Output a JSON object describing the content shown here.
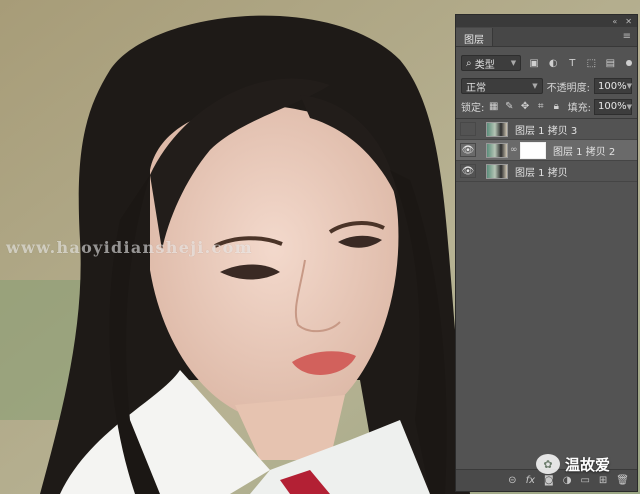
{
  "watermark": "www.haoyidiansheji.com",
  "panel": {
    "tab_label": "图层",
    "filter_kind": "类型",
    "blend_mode": "正常",
    "opacity_label": "不透明度:",
    "opacity_value": "100%",
    "lock_label": "锁定:",
    "fill_label": "填充:",
    "fill_value": "100%",
    "layers": [
      {
        "name": "图层 1 拷贝 3",
        "visible": false,
        "selected": false,
        "has_mask": false
      },
      {
        "name": "图层 1 拷贝 2",
        "visible": true,
        "selected": true,
        "has_mask": true
      },
      {
        "name": "图层 1 拷贝",
        "visible": true,
        "selected": false,
        "has_mask": false
      }
    ],
    "bottom_icons": [
      "link-layers-icon",
      "fx-icon",
      "add-mask-icon",
      "adjustment-icon",
      "group-icon",
      "new-layer-icon",
      "trash-icon"
    ]
  },
  "badge": {
    "text": "温故爱"
  }
}
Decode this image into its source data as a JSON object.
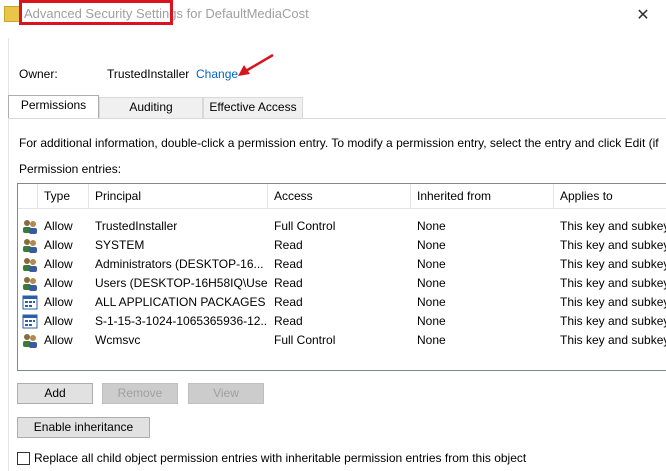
{
  "window": {
    "title_highlighted": "Advanced Security Settings",
    "title_rest": " for DefaultMediaCost",
    "close_glyph": "✕"
  },
  "owner": {
    "label": "Owner:",
    "value": "TrustedInstaller",
    "change_link": "Change"
  },
  "tabs": [
    {
      "label": "Permissions",
      "active": true
    },
    {
      "label": "Auditing",
      "active": false
    },
    {
      "label": "Effective Access",
      "active": false
    }
  ],
  "info_text": "For additional information, double-click a permission entry. To modify a permission entry, select the entry and click Edit (if",
  "entries_label": "Permission entries:",
  "columns": [
    "Type",
    "Principal",
    "Access",
    "Inherited from",
    "Applies to"
  ],
  "entries": [
    {
      "icon": "user-group-icon",
      "type": "Allow",
      "principal": "TrustedInstaller",
      "access": "Full Control",
      "inherited": "None",
      "applies": "This key and subkeys"
    },
    {
      "icon": "user-group-icon",
      "type": "Allow",
      "principal": "SYSTEM",
      "access": "Read",
      "inherited": "None",
      "applies": "This key and subkeys"
    },
    {
      "icon": "user-group-icon",
      "type": "Allow",
      "principal": "Administrators (DESKTOP-16...",
      "access": "Read",
      "inherited": "None",
      "applies": "This key and subkeys"
    },
    {
      "icon": "user-group-icon",
      "type": "Allow",
      "principal": "Users (DESKTOP-16H58IQ\\Use...",
      "access": "Read",
      "inherited": "None",
      "applies": "This key and subkeys"
    },
    {
      "icon": "app-package-icon",
      "type": "Allow",
      "principal": "ALL APPLICATION PACKAGES",
      "access": "Read",
      "inherited": "None",
      "applies": "This key and subkeys"
    },
    {
      "icon": "app-package-icon",
      "type": "Allow",
      "principal": "S-1-15-3-1024-1065365936-12...",
      "access": "Read",
      "inherited": "None",
      "applies": "This key and subkeys"
    },
    {
      "icon": "user-group-icon",
      "type": "Allow",
      "principal": "Wcmsvc",
      "access": "Full Control",
      "inherited": "None",
      "applies": "This key and subkeys"
    }
  ],
  "buttons": {
    "add": "Add",
    "remove": "Remove",
    "view": "View",
    "enable_inheritance": "Enable inheritance"
  },
  "replace_checkbox": {
    "label": "Replace all child object permission entries with inheritable permission entries from this object",
    "checked": false
  },
  "colors": {
    "highlight": "#d9141e",
    "link": "#0066cc"
  }
}
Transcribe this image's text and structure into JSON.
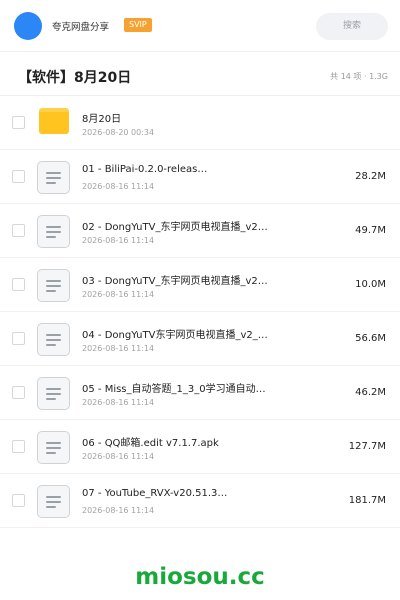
{
  "header": {
    "brand": "夸克网盘分享",
    "badge": "SVIP",
    "search_placeholder": "搜索"
  },
  "folder": {
    "title": "【软件】8月20日",
    "meta": "共 14 项 · 1.3G"
  },
  "items": [
    {
      "type": "folder",
      "name": "8月20日",
      "date": "2026-08-20 00:34",
      "size": ""
    },
    {
      "type": "file",
      "name": "01 - BiliPai-0.2.0-releas…",
      "date": "2026-08-16 11:14",
      "size": "28.2M"
    },
    {
      "type": "file",
      "name": "02 - DongYuTV_东宇网页电视直播_v2…",
      "date": "2026-08-16 11:14",
      "size": "49.7M"
    },
    {
      "type": "file",
      "name": "03 - DongYuTV_东宇网页电视直播_v2…",
      "date": "2026-08-16 11:14",
      "size": "10.0M"
    },
    {
      "type": "file",
      "name": "04 - DongYuTV东宇网页电视直播_v2_…",
      "date": "2026-08-16 11:14",
      "size": "56.6M"
    },
    {
      "type": "file",
      "name": "05 - Miss_自动答题_1_3_0学习通自动…",
      "date": "2026-08-16 11:14",
      "size": "46.2M"
    },
    {
      "type": "file",
      "name": "06 - QQ邮箱.edit v7.1.7.apk",
      "date": "2026-08-16 11:14",
      "size": "127.7M"
    },
    {
      "type": "file",
      "name": "07 - YouTube_RVX-v20.51.3…",
      "date": "2026-08-16 11:14",
      "size": "181.7M"
    }
  ],
  "watermark": "miosou.cc",
  "colors": {
    "avatar": "#2b86f6",
    "badge": "#f6a233",
    "folder": "#ffc41f",
    "watermark": "#19a93b"
  }
}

**The task:** Scan the entries above. Copy each line that has the string "JSON".

**Full output:**
Output a JSON object describing the content shown here.
Decode this image into its source data as a JSON object.
Transcribe this image's text and structure into JSON.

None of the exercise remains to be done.